- Given request: Read through the data and report every line in which the word "mean" occurs.

- Listed entries:
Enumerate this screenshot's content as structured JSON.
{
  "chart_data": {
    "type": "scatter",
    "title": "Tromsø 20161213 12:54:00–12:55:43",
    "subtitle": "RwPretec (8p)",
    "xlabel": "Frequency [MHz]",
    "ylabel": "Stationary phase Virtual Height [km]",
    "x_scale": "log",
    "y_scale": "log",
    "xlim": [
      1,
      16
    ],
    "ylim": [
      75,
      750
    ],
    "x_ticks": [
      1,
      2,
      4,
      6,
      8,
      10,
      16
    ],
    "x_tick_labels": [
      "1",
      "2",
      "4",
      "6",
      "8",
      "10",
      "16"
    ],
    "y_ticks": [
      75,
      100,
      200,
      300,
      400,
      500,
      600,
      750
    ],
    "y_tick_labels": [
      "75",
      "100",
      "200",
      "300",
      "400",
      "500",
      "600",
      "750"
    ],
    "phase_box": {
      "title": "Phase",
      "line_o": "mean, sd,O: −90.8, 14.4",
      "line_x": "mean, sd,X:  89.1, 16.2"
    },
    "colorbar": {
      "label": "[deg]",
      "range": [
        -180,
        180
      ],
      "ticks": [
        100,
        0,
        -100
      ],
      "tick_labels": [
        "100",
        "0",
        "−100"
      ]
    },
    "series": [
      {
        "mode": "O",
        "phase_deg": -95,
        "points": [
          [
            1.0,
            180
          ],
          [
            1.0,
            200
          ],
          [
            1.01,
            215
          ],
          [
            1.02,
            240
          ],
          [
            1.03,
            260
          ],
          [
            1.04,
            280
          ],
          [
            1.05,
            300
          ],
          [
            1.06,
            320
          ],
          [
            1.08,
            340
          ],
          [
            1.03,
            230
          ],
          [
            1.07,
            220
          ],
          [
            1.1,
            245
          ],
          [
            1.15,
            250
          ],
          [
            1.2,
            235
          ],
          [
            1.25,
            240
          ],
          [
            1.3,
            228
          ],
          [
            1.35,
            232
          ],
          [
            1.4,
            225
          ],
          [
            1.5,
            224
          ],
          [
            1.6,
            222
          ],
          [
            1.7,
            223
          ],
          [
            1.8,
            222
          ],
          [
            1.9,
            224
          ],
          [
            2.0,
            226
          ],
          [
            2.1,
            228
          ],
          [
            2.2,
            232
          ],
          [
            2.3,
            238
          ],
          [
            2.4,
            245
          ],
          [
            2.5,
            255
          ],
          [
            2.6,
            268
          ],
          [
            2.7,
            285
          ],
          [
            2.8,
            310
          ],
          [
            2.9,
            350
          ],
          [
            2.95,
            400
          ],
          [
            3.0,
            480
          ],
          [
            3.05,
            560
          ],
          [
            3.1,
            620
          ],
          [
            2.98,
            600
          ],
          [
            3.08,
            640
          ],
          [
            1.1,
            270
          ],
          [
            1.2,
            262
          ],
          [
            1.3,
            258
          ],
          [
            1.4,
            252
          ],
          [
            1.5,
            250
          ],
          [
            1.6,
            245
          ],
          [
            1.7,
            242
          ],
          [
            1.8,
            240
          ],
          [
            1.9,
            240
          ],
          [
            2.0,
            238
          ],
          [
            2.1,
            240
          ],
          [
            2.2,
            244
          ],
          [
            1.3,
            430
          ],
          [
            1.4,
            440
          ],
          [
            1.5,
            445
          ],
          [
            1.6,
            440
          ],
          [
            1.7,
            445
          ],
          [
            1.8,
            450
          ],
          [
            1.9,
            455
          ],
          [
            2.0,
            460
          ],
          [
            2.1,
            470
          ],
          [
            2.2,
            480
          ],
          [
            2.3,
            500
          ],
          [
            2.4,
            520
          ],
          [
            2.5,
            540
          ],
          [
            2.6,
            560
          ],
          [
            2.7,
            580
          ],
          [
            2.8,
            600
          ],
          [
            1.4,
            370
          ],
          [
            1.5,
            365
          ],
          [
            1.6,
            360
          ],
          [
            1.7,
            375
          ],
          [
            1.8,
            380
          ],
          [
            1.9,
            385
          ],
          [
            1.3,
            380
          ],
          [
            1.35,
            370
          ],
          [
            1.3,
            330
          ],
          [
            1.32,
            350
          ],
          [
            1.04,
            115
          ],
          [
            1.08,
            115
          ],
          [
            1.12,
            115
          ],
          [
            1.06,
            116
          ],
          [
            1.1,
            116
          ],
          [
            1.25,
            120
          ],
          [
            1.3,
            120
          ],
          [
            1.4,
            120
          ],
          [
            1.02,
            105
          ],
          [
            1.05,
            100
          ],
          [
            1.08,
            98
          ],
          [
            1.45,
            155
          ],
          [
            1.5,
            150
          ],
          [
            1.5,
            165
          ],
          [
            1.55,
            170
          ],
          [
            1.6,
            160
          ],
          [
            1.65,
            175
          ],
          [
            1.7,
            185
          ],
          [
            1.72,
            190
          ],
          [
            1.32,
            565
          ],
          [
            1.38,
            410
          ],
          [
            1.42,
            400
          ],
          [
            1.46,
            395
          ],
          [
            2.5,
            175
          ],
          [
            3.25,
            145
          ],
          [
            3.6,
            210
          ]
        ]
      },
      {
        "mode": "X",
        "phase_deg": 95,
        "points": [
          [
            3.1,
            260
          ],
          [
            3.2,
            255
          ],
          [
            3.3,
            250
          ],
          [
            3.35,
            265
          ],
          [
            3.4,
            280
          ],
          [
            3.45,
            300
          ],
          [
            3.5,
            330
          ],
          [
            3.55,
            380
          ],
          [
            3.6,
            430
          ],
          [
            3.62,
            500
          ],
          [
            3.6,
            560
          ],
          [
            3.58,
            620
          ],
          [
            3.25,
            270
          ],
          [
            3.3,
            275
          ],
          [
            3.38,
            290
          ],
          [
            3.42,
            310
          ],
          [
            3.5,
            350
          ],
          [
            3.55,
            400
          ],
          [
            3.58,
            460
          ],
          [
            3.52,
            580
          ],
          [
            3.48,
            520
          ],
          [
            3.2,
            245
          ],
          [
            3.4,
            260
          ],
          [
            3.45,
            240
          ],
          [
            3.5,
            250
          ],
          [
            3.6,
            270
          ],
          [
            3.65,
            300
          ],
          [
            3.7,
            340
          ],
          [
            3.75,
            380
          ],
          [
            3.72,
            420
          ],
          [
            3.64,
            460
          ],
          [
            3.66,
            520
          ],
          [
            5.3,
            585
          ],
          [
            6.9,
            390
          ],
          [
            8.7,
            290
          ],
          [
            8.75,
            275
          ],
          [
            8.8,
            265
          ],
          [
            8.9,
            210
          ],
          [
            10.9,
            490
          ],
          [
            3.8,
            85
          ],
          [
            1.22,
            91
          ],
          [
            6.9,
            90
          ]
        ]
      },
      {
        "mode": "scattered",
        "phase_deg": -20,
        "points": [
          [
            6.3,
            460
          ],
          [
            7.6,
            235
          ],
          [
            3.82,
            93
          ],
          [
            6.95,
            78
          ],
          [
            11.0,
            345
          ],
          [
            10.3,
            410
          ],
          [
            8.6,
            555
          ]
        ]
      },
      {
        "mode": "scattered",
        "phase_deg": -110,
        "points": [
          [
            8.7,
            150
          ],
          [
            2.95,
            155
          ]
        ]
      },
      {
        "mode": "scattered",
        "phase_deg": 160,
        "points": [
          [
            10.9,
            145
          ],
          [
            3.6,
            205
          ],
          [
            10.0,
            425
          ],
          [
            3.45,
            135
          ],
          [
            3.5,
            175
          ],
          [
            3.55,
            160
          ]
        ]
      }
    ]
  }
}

- Correct response:
      "line_o": "mean, sd,O: −90.8, 14.4",
      "line_x": "mean, sd,X:  89.1, 16.2"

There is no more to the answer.